>> BEGIN INFORMATION SHOWN

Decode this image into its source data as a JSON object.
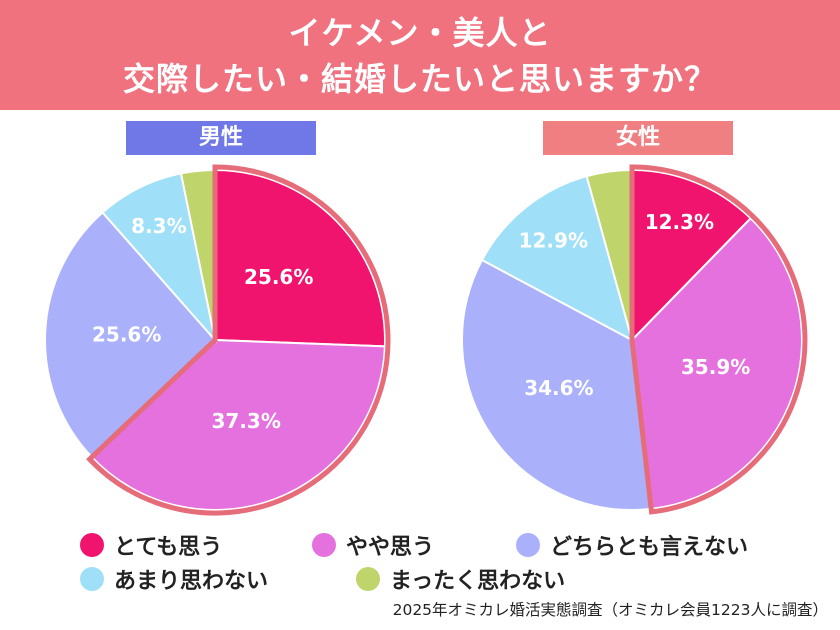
{
  "header": {
    "title_line1": "イケメン・美人と",
    "title_line2": "交際したい・結婚したいと思いますか？"
  },
  "chart_data": [
    {
      "type": "pie",
      "title": "男性",
      "categories": [
        "とても思う",
        "やや思う",
        "どちらとも言えない",
        "あまり思わない",
        "まったく思わない"
      ],
      "values": [
        25.6,
        37.3,
        25.6,
        8.3,
        3.2
      ],
      "labels": [
        "25.6%",
        "37.3%",
        "25.6%",
        "8.3%",
        ""
      ],
      "highlighted": [
        "とても思う",
        "やや思う"
      ]
    },
    {
      "type": "pie",
      "title": "女性",
      "categories": [
        "とても思う",
        "やや思う",
        "どちらとも言えない",
        "あまり思わない",
        "まったく思わない"
      ],
      "values": [
        12.3,
        35.9,
        34.6,
        12.9,
        4.3
      ],
      "labels": [
        "12.3%",
        "35.9%",
        "34.6%",
        "12.9%",
        ""
      ],
      "highlighted": [
        "とても思う",
        "やや思う"
      ]
    }
  ],
  "colors": {
    "とても思う": "#f0146e",
    "やや思う": "#e571df",
    "どちらとも言えない": "#aab0fa",
    "あまり思わない": "#9fdff8",
    "まったく思わない": "#bfd46a",
    "highlight_outline": "#e66c7a",
    "header_bg": "#f0727f",
    "male_label_bg": "#6f78e6",
    "female_label_bg": "#f07f82"
  },
  "legend": [
    {
      "label": "とても思う",
      "color": "#f0146e"
    },
    {
      "label": "やや思う",
      "color": "#e571df"
    },
    {
      "label": "どちらとも言えない",
      "color": "#aab0fa"
    },
    {
      "label": "あまり思わない",
      "color": "#9fdff8"
    },
    {
      "label": "まったく思わない",
      "color": "#bfd46a"
    }
  ],
  "source": "2025年オミカレ婚活実態調査（オミカレ会員1223人に調査）"
}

>> END INFORMATION SHOWN

| INSTRUCTIONS FOR THE TASK |
Reproduce the entries above word for word. Pictures stay out.

| PROBLEM SOLUTION |
Decode this image into its source data as a JSON object.
{
  "header": {
    "title_line1": "イケメン・美人と",
    "title_line2": "交際したい・結婚したいと思いますか？"
  },
  "chart_data": [
    {
      "type": "pie",
      "title": "男性",
      "categories": [
        "とても思う",
        "やや思う",
        "どちらとも言えない",
        "あまり思わない",
        "まったく思わない"
      ],
      "values": [
        25.6,
        37.3,
        25.6,
        8.3,
        3.2
      ],
      "labels": [
        "25.6%",
        "37.3%",
        "25.6%",
        "8.3%",
        ""
      ],
      "highlighted": [
        "とても思う",
        "やや思う"
      ]
    },
    {
      "type": "pie",
      "title": "女性",
      "categories": [
        "とても思う",
        "やや思う",
        "どちらとも言えない",
        "あまり思わない",
        "まったく思わない"
      ],
      "values": [
        12.3,
        35.9,
        34.6,
        12.9,
        4.3
      ],
      "labels": [
        "12.3%",
        "35.9%",
        "34.6%",
        "12.9%",
        ""
      ],
      "highlighted": [
        "とても思う",
        "やや思う"
      ]
    }
  ],
  "colors": {
    "とても思う": "#f0146e",
    "やや思う": "#e571df",
    "どちらとも言えない": "#aab0fa",
    "あまり思わない": "#9fdff8",
    "まったく思わない": "#bfd46a",
    "highlight_outline": "#e66c7a",
    "header_bg": "#f0727f",
    "male_label_bg": "#6f78e6",
    "female_label_bg": "#f07f82"
  },
  "legend": [
    {
      "label": "とても思う",
      "color": "#f0146e"
    },
    {
      "label": "やや思う",
      "color": "#e571df"
    },
    {
      "label": "どちらとも言えない",
      "color": "#aab0fa"
    },
    {
      "label": "あまり思わない",
      "color": "#9fdff8"
    },
    {
      "label": "まったく思わない",
      "color": "#bfd46a"
    }
  ],
  "source": "2025年オミカレ婚活実態調査（オミカレ会員1223人に調査）"
}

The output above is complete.